▶ TASK STATEMENT: State the number of lines, and only that number, in which the word "autonome" appears.

* Start *

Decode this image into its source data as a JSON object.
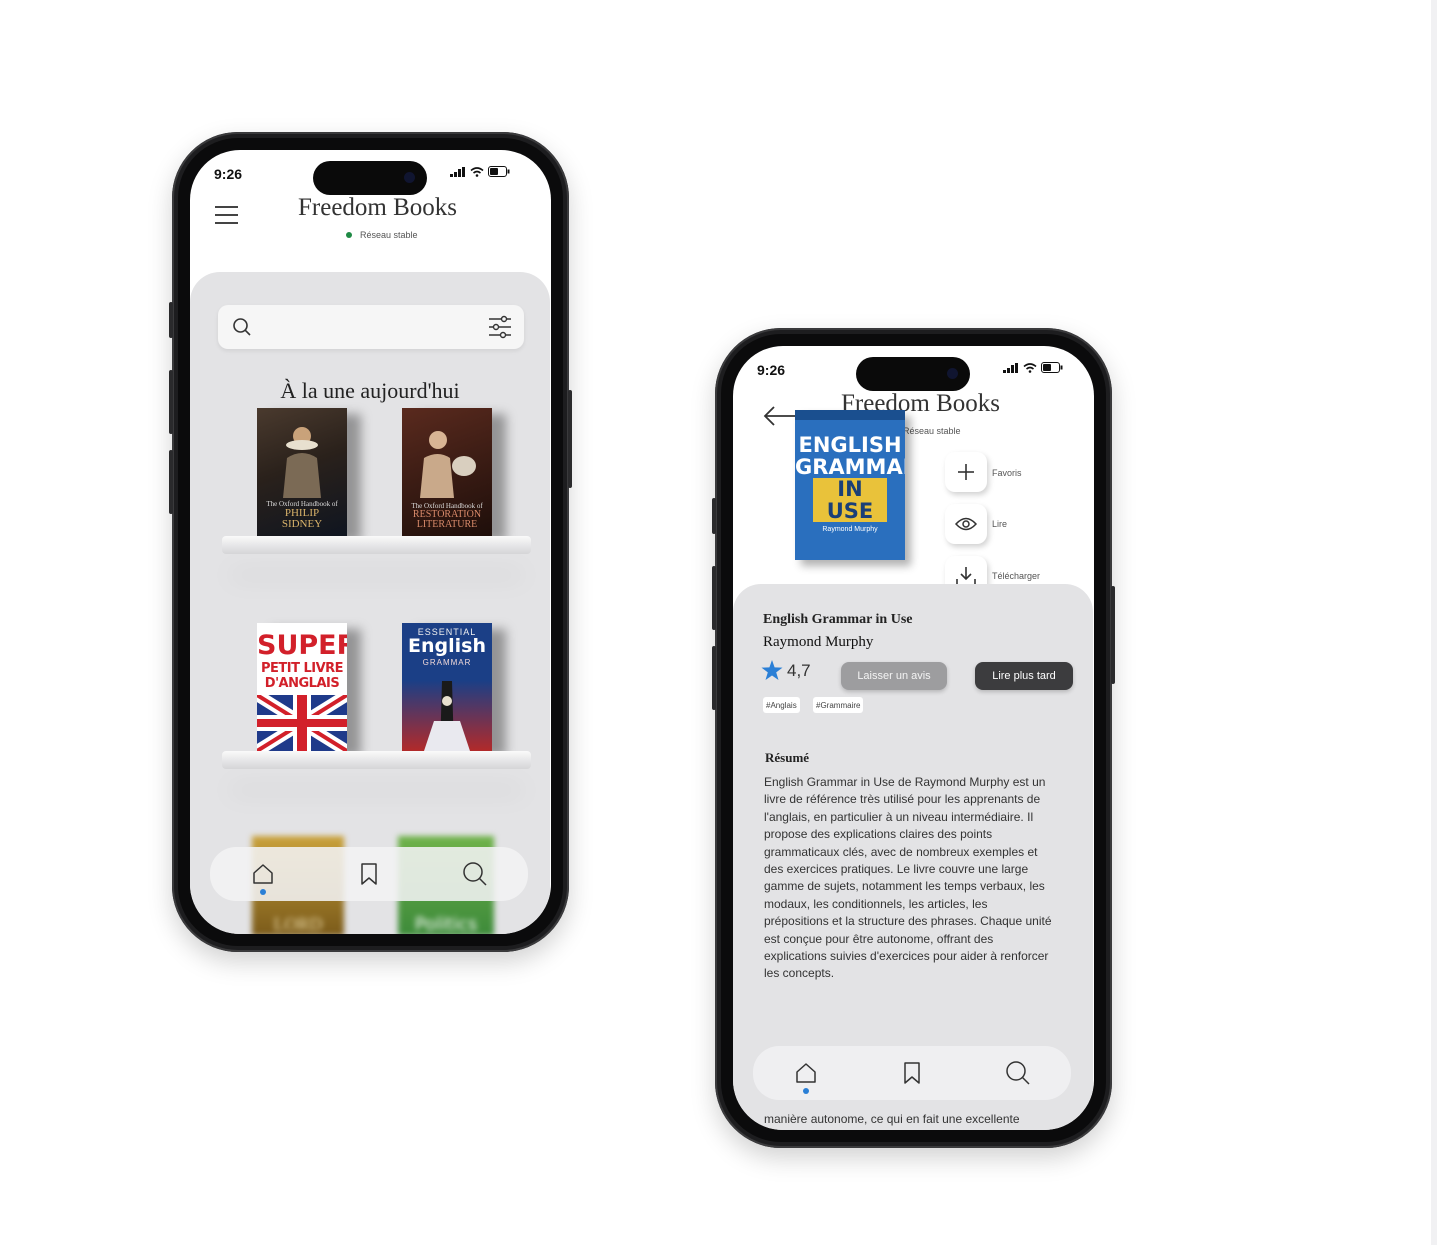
{
  "status": {
    "time": "9:26"
  },
  "app": {
    "title": "Freedom Books",
    "network": "Réseau stable"
  },
  "home": {
    "featured_title": "À la une aujourd'hui",
    "books": [
      {
        "line1": "The Oxford Handbook of",
        "line2": "PHILIP",
        "line3": "SIDNEY"
      },
      {
        "line1": "The Oxford Handbook of",
        "line2": "RESTORATION",
        "line3": "LITERATURE"
      },
      {
        "line1": "SUPER",
        "line2": "PETIT LIVRE",
        "line3": "D'ANGLAIS"
      },
      {
        "line1": "ESSENTIAL",
        "line2": "English",
        "line3": "GRAMMAR"
      }
    ],
    "partial_books": {
      "left": "LORD",
      "right": "Politics"
    }
  },
  "details": {
    "cover": {
      "line1": "ENGLISH",
      "line2": "GRAMMAR",
      "line3": "IN USE",
      "author": "Raymond Murphy"
    },
    "actions": {
      "favorites": "Favoris",
      "read": "Lire",
      "download": "Télécharger"
    },
    "title": "English Grammar in Use",
    "author": "Raymond Murphy",
    "rating": "4,7",
    "review_button": "Laisser un avis",
    "read_later_button": "Lire plus tard",
    "tags": [
      "#Anglais",
      "#Grammaire"
    ],
    "summary_title": "Résumé",
    "summary": "English Grammar in Use de Raymond Murphy est un livre de référence très utilisé pour les apprenants de l'anglais, en particulier à un niveau intermédiaire. Il propose des explications claires des points grammaticaux clés, avec de nombreux exemples et des exercices pratiques. Le livre couvre une large gamme de sujets, notamment les temps verbaux, les modaux, les conditionnels, les articles, les prépositions et la structure des phrases. Chaque unité est conçue pour être autonome, offrant des explications suivies d'exercices pour aider à renforcer les concepts.",
    "summary_tail": "manière autonome, ce qui en fait une excellente ressource pour l'auto-apprentissage ou"
  },
  "colors": {
    "accent": "#2a7fd6",
    "network_dot": "#1f8a45",
    "panel": "#e3e3e5",
    "dark_button": "#3c3c3e",
    "light_button": "#9d9d9f"
  }
}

* End *

▶ RESULT OF THE TASK: 2